● **Brief**: Go through the records and give each one again exactly.

(Items from a dataset)
···

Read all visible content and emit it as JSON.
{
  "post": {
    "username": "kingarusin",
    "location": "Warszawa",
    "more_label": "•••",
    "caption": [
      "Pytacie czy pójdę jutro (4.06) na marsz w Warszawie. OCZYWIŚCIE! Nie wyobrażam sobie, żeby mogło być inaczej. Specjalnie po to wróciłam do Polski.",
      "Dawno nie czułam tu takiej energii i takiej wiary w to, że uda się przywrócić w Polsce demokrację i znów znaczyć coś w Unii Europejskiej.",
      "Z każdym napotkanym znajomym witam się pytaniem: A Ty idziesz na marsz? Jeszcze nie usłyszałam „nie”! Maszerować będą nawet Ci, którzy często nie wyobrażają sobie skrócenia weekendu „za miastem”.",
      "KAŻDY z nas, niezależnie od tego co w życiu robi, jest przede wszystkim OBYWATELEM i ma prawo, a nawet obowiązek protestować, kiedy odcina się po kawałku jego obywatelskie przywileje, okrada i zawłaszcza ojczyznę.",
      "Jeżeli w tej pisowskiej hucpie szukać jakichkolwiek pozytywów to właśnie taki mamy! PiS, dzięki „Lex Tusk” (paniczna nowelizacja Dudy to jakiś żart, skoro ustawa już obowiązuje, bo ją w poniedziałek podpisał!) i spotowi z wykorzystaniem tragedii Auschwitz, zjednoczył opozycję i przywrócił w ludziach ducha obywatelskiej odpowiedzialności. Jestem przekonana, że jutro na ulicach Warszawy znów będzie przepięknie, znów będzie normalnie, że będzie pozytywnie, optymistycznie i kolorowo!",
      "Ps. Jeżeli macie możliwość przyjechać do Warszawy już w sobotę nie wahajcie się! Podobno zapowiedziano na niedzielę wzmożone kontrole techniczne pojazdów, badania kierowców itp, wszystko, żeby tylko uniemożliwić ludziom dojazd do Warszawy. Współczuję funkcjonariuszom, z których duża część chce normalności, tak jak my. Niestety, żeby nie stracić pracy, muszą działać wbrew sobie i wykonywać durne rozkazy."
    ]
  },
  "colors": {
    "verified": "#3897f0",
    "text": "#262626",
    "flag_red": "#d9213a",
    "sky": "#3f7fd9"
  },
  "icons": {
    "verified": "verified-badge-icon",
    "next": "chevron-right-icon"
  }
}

···

● **Result for this exercise**:
Read all visible content and emit it as JSON.
{
  "post": {
    "username": "kingarusin",
    "location": "Warszawa",
    "more_label": "•••",
    "caption": [
      "Pytacie czy pójdę jutro (4.06) na marsz w Warszawie. OCZYWIŚCIE! Nie wyobrażam sobie, żeby mogło być inaczej. Specjalnie po to wróciłam do Polski.",
      "Dawno nie czułam tu takiej energii i takiej wiary w to, że uda się przywrócić w Polsce demokrację i znów znaczyć coś w Unii Europejskiej.",
      "Z każdym napotkanym znajomym witam się pytaniem: A Ty idziesz na marsz? Jeszcze nie usłyszałam „nie”! Maszerować będą nawet Ci, którzy często nie wyobrażają sobie skrócenia weekendu „za miastem”.",
      "KAŻDY z nas, niezależnie od tego co w życiu robi, jest przede wszystkim OBYWATELEM i ma prawo, a nawet obowiązek protestować, kiedy odcina się po kawałku jego obywatelskie przywileje, okrada i zawłaszcza ojczyznę.",
      "Jeżeli w tej pisowskiej hucpie szukać jakichkolwiek pozytywów to właśnie taki mamy! PiS, dzięki „Lex Tusk” (paniczna nowelizacja Dudy to jakiś żart, skoro ustawa już obowiązuje, bo ją w poniedziałek podpisał!) i spotowi z wykorzystaniem tragedii Auschwitz, zjednoczył opozycję i przywrócił w ludziach ducha obywatelskiej odpowiedzialności. Jestem przekonana, że jutro na ulicach Warszawy znów będzie przepięknie, znów będzie normalnie, że będzie pozytywnie, optymistycznie i kolorowo!",
      "Ps. Jeżeli macie możliwość przyjechać do Warszawy już w sobotę nie wahajcie się! Podobno zapowiedziano na niedzielę wzmożone kontrole techniczne pojazdów, badania kierowców itp, wszystko, żeby tylko uniemożliwić ludziom dojazd do Warszawy. Współczuję funkcjonariuszom, z których duża część chce normalności, tak jak my. Niestety, żeby nie stracić pracy, muszą działać wbrew sobie i wykonywać durne rozkazy."
    ]
  },
  "colors": {
    "verified": "#3897f0",
    "text": "#262626",
    "flag_red": "#d9213a",
    "sky": "#3f7fd9"
  },
  "icons": {
    "verified": "verified-badge-icon",
    "next": "chevron-right-icon"
  }
}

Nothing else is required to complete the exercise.